:: DOCUMENT SECTION ::
--------------------
The court "shall consider . . . if the defendant . . . was a youth as defined under subdivision (b) of Section 1016.7 [i.e., under the age of 26 years,] at the time of the commission of the offense, and whether [this] circumstance[] [was] a contributing factor in the commission of the offense." (§ 1172.1, subd. (a)(4).) Appellant claims that he qualified as a youth because he was 22 years old at the time of the offense.

"Resentencing shall not be denied . . . without a hearing where the parties have an opportunity to address the basis for the intended denial . . . ." (§ 1172.1, subd. (a)(8).) The court "shall . . . appoint counsel to represent the defendant." (Id., subd. (b)(1).)

 

Conclusion

 

Appellant's plea bargain included a stipulated sentence of 19 years, four months. "'[A] judge who has accepted a plea bargain is bound to impose a sentence within the limits of that bargain. [Citation.] "A plea agreement is, in essence, a contract between the defendant and the prosecutor to which the court consents to be bound." [Citation.] . . . Once the court has accepted the terms of the negotiated plea, "[it] lacks jurisdiction to alter the terms of a plea bargain so that it becomes more favorable to a defendant unless, of course, the parties agree.". . .'" (People v. Segura (2008) 44 Cal.4th 921, 931.) But section 1172.1, subdivision (a)(3)(A) provides that, "in the interest of justice and regardless of whether the original sentence was imposed after a . . . plea agreement," the resentencing court may "[r]educe a defendant's term of imprisonment by modifying the sentence."

"Under the circumstances, the appropriate remedy is to reverse and remand the matter, so that the trial court can consider the CDCR's recommendation to recall and resentence defendant under the new and clarified procedure and guidelines of section 117[2.1]." (McMurray, supra, 76 Cal.App.5th at p. 1041.) We express no opinion whether appellant's sentence should be recalled or, if it is recalled, whether he should be resentenced. (But see conc. opn. of Yegan, J.)

 

Disposition

 

The order summarily denying the recommendation for recall of appellant's 2011 sentence and to resentence him is reversed. The matter is remanded to the trial court for reconsideration of the recommendation in accordance with the requirements of section 1172.1.

CERTIFIED FOR PUBLICATION.

 

YEGAN, J.

 

We concur:

GILBERT, P. J.
--------------------
:: ENTRIES SHOWN ::
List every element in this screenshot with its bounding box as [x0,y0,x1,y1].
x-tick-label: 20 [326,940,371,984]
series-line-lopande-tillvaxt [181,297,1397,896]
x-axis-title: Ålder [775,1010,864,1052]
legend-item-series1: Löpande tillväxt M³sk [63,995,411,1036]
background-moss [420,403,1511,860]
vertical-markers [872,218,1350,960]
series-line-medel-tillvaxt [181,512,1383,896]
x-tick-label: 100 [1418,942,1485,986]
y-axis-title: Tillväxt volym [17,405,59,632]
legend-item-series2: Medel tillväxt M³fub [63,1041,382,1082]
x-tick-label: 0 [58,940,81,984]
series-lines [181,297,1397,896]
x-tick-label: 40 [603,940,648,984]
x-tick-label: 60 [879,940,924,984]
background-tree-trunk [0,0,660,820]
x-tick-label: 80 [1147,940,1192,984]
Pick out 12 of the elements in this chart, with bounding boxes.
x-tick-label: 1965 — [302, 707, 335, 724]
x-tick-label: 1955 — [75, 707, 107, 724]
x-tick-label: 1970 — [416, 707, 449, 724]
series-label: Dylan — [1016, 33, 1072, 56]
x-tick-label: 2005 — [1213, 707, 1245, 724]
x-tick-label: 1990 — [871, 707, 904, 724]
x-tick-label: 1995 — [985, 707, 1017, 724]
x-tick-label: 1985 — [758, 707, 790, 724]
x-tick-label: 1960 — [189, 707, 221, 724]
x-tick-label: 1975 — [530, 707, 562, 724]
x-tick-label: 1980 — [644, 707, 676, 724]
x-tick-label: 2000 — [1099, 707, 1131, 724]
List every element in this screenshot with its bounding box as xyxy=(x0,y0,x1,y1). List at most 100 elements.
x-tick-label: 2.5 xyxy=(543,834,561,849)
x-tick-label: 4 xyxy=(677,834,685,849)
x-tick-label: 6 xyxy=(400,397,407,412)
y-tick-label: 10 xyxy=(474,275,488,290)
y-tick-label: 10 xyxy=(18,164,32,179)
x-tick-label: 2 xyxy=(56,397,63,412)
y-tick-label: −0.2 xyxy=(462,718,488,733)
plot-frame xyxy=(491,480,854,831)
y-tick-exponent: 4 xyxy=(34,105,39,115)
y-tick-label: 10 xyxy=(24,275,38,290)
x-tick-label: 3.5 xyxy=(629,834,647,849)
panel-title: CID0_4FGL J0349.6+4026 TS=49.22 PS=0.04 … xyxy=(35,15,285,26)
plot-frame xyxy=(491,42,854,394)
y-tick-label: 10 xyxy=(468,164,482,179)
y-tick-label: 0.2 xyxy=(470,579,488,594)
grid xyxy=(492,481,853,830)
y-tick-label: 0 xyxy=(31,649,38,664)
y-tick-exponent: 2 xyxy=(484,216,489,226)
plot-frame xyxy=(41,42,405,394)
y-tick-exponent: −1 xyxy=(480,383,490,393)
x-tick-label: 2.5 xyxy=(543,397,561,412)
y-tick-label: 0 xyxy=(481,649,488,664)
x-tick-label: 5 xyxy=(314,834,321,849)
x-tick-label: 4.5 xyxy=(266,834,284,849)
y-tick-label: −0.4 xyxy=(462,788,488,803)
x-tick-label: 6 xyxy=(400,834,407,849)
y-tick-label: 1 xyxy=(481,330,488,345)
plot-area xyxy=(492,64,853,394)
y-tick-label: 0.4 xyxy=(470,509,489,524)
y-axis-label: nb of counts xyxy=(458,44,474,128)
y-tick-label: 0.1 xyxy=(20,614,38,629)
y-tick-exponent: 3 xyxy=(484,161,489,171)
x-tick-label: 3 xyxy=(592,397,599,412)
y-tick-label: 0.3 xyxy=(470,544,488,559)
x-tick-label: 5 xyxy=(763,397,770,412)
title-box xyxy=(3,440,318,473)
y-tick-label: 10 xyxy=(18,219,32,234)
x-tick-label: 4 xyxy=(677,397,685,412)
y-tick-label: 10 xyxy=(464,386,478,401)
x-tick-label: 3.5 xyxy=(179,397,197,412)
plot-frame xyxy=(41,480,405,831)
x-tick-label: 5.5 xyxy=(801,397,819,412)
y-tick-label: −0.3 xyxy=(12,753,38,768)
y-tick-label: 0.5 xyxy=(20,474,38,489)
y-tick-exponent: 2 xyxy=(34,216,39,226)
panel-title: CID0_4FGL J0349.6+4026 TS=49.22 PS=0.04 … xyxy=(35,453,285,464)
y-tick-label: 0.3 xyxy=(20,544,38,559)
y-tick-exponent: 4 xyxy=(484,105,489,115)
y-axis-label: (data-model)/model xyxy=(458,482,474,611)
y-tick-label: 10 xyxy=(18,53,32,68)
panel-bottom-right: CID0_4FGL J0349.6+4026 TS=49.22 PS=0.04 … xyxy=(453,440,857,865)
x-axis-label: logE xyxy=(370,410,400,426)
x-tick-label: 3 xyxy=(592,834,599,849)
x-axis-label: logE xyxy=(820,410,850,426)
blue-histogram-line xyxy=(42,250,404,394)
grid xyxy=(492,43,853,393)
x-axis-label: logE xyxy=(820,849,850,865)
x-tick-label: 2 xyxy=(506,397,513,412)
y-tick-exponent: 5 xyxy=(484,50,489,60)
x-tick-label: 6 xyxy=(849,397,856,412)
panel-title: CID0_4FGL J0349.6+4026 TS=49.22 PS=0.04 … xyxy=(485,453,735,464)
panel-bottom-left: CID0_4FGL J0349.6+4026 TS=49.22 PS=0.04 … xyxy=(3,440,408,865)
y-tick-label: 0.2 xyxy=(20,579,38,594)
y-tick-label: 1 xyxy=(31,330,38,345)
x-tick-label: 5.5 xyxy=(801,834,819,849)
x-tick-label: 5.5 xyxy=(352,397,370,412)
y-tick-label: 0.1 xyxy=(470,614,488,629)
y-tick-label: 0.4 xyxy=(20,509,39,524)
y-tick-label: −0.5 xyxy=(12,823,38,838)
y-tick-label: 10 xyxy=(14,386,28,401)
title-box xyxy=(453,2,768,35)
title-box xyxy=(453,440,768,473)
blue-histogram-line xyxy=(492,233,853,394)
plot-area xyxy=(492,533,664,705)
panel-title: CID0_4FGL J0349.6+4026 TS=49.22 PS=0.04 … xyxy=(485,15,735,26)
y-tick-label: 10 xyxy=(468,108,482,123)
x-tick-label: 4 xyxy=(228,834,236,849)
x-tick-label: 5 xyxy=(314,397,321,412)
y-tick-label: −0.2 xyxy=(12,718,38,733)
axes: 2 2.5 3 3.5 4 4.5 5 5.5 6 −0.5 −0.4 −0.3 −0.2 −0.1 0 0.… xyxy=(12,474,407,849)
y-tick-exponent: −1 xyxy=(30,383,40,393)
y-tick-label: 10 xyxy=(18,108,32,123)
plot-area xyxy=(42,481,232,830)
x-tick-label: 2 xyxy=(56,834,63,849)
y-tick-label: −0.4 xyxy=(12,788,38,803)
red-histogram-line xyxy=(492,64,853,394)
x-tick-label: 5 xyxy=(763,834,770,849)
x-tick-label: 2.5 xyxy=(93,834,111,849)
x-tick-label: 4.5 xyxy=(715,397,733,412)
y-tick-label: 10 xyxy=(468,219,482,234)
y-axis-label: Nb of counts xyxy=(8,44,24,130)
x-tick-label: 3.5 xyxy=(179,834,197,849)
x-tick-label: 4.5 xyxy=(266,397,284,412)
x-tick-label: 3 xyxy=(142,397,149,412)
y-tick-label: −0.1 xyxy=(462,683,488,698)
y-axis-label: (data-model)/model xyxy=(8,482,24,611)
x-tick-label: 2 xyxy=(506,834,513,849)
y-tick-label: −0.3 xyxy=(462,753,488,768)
--------------------
:: CHECK YOUR UNDERSTANDING ::
• 1. List every subdivision of section 1172.1 that the resentencing opinion cites.
• 2. Continue the resentencing opinion from where it stops.

:: LIST OF ANSWERS ::
• 1.
- (a)(4)
- (a)(8)
- (b)(1)
- (a)(3)(A)

• 2.
BALTODANO, J.

 

YEGAN, J., Concurring:

 

The People have rights too. The People's contractual rights apparently have been disregarded by the Legislature. The purpose of the law of contracts is to protect the reasonable expectations of the parties. The defendant reaped the benefits of the plea bargain and stipulated sentence bargain. His reasonable expectations have been met. What about the People's expectations? Can the Legislature erase the defendant's signature from the negotiated disposition which specified an exact term of imprisonment? I am quick to observe that if the disposition did not specify the exact term of imprisonment, I would have no hesitation about applying the newly enacted statute. That is not the case here. And, it must be observed that the defendant was originally subject to sentence vulnerability far in excess of what he bargained for, i.e., life in prison.

Factually, this reversal and remand is an exercise in futility and an exhalation of form over substance. Given the trial court's articulated views (maj. opn. ante, at p. 4), there is no chance that appellate will obtain relief even with aid of counsel and after an evidentiary hearing. This will undoubtedly spawn yet another appeal.

CERTIFIED FOR PUBLICATION.

YEGAN, J.

 

 

1. Unless otherwise stated, all statutory references are to the Penal Code.

 

The appeal was originally filed in the Court of Appeal, Fifth Appellate District. The Supreme Court transferred the appeal to the Second Appellate District.

 

2. The kidnapping charge in count 5 is punishable by imprisonment for life.